■ **Brief**: Lines containing the word "text" are the ones to copy from the records below.

■ **Data shown**:
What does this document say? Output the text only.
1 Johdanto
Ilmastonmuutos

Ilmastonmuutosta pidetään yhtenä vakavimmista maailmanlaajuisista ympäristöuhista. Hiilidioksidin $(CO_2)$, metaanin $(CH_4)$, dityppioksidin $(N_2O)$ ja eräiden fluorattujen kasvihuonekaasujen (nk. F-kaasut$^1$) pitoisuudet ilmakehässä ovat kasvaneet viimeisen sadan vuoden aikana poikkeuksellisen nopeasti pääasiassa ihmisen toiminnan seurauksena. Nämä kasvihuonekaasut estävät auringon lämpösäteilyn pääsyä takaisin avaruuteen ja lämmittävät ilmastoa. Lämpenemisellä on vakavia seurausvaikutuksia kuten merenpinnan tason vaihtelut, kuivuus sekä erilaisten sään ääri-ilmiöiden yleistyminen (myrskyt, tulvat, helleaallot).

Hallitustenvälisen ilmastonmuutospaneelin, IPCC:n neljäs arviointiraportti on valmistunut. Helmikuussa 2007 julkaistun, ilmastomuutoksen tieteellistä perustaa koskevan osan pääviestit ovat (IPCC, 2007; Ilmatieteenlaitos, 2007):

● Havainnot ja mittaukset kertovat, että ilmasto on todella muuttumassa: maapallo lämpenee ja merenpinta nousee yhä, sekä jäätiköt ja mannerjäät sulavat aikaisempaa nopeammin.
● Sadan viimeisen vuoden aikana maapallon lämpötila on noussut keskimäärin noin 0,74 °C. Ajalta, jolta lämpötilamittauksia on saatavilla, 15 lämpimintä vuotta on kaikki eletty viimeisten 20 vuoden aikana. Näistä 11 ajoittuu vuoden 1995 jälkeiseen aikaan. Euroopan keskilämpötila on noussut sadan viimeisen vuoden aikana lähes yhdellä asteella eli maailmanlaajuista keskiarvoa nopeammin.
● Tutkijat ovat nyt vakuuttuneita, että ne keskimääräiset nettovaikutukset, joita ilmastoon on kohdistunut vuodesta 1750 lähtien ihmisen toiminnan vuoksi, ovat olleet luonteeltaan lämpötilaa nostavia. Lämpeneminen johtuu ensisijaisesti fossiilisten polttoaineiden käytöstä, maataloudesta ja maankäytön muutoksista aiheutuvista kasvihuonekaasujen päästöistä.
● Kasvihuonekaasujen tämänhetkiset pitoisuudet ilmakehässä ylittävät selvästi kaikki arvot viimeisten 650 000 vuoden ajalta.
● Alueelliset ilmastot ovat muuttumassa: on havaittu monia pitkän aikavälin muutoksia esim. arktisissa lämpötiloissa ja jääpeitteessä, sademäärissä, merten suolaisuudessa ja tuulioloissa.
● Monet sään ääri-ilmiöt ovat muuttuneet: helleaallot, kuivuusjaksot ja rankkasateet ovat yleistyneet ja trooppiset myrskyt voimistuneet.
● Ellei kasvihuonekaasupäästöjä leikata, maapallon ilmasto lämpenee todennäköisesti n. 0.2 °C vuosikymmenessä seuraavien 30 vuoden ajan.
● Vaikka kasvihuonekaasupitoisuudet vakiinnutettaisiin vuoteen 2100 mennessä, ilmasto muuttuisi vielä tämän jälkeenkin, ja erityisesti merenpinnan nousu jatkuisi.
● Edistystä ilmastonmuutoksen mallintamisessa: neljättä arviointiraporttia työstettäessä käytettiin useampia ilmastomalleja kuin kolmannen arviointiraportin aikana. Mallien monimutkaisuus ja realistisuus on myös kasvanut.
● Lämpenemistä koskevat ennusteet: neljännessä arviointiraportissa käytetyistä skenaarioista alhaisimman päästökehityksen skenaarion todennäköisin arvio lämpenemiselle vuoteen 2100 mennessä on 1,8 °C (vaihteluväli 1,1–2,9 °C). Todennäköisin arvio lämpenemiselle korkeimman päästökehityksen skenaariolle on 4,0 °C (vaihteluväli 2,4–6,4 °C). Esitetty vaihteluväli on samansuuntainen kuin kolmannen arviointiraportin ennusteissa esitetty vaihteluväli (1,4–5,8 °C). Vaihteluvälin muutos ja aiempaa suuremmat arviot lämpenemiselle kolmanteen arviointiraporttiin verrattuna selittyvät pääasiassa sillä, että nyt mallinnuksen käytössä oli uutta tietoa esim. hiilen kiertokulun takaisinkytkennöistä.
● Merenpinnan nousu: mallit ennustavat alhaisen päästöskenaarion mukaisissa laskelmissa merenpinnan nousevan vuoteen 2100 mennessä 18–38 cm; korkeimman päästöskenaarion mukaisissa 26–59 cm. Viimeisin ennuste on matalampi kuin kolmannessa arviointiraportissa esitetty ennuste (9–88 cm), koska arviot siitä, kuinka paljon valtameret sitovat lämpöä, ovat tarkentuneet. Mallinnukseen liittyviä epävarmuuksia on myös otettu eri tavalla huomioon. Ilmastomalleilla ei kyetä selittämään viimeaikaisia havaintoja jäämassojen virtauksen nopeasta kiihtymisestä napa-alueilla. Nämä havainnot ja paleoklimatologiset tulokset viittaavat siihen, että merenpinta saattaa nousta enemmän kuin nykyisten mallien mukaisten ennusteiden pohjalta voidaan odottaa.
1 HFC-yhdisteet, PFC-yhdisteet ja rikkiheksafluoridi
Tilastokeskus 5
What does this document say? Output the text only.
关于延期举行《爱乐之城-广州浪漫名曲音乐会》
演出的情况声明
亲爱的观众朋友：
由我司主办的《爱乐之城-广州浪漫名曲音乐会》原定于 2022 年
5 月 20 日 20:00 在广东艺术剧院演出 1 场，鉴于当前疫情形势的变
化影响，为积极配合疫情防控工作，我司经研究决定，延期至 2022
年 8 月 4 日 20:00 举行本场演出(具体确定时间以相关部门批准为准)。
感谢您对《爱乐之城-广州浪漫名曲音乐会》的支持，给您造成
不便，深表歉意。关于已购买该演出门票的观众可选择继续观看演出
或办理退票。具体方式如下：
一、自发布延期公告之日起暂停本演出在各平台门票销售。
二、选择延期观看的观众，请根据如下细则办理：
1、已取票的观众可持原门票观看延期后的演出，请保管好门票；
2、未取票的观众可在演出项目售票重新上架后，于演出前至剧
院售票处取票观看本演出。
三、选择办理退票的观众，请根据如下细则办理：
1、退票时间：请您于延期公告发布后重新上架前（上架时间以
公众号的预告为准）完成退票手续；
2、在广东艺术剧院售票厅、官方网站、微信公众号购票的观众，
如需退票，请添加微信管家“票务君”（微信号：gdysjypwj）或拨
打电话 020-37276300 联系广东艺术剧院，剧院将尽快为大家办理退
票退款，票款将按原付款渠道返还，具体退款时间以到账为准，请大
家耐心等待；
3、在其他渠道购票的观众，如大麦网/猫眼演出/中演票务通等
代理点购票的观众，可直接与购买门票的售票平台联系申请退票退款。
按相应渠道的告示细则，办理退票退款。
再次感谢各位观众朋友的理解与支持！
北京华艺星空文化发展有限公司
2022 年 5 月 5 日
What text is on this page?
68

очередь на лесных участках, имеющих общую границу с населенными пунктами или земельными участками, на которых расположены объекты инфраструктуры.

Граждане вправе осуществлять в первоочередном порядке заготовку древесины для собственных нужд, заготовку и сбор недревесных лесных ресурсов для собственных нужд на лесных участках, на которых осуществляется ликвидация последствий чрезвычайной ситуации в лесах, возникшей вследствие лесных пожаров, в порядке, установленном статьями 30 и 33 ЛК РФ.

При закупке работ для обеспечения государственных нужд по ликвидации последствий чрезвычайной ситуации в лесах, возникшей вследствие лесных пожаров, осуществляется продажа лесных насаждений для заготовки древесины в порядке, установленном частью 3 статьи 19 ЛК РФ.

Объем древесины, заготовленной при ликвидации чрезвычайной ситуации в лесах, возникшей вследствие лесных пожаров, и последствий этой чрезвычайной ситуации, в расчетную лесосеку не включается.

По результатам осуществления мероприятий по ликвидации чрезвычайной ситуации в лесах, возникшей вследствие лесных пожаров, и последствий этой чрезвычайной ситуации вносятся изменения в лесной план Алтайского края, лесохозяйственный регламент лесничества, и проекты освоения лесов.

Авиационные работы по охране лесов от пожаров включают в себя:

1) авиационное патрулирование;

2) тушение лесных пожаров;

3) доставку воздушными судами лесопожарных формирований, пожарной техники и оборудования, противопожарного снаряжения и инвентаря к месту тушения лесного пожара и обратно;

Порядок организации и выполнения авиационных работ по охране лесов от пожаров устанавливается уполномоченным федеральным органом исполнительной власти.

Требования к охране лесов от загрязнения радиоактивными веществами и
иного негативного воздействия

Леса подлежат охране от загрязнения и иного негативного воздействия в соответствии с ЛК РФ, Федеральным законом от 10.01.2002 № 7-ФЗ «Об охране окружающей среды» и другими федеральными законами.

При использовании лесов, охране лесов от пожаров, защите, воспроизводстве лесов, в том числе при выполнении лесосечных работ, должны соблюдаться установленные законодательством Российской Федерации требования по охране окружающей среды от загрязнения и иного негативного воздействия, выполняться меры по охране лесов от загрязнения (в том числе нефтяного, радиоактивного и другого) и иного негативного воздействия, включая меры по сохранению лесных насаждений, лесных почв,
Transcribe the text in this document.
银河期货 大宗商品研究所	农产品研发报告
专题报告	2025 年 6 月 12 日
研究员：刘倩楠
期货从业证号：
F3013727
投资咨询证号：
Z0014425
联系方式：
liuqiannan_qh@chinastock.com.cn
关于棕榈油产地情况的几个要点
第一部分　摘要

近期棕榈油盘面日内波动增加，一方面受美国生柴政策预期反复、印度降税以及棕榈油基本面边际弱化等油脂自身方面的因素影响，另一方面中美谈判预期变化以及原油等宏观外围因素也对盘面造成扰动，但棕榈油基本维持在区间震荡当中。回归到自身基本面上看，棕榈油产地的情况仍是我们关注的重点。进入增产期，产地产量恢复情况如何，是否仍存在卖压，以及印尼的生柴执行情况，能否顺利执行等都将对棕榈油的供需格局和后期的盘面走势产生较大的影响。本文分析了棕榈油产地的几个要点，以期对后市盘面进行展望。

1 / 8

■ **Response below**:
What does this document say? Output the text only.
What does this document say? Output the text only.
What text is on this page?
Transcribe the text in this document.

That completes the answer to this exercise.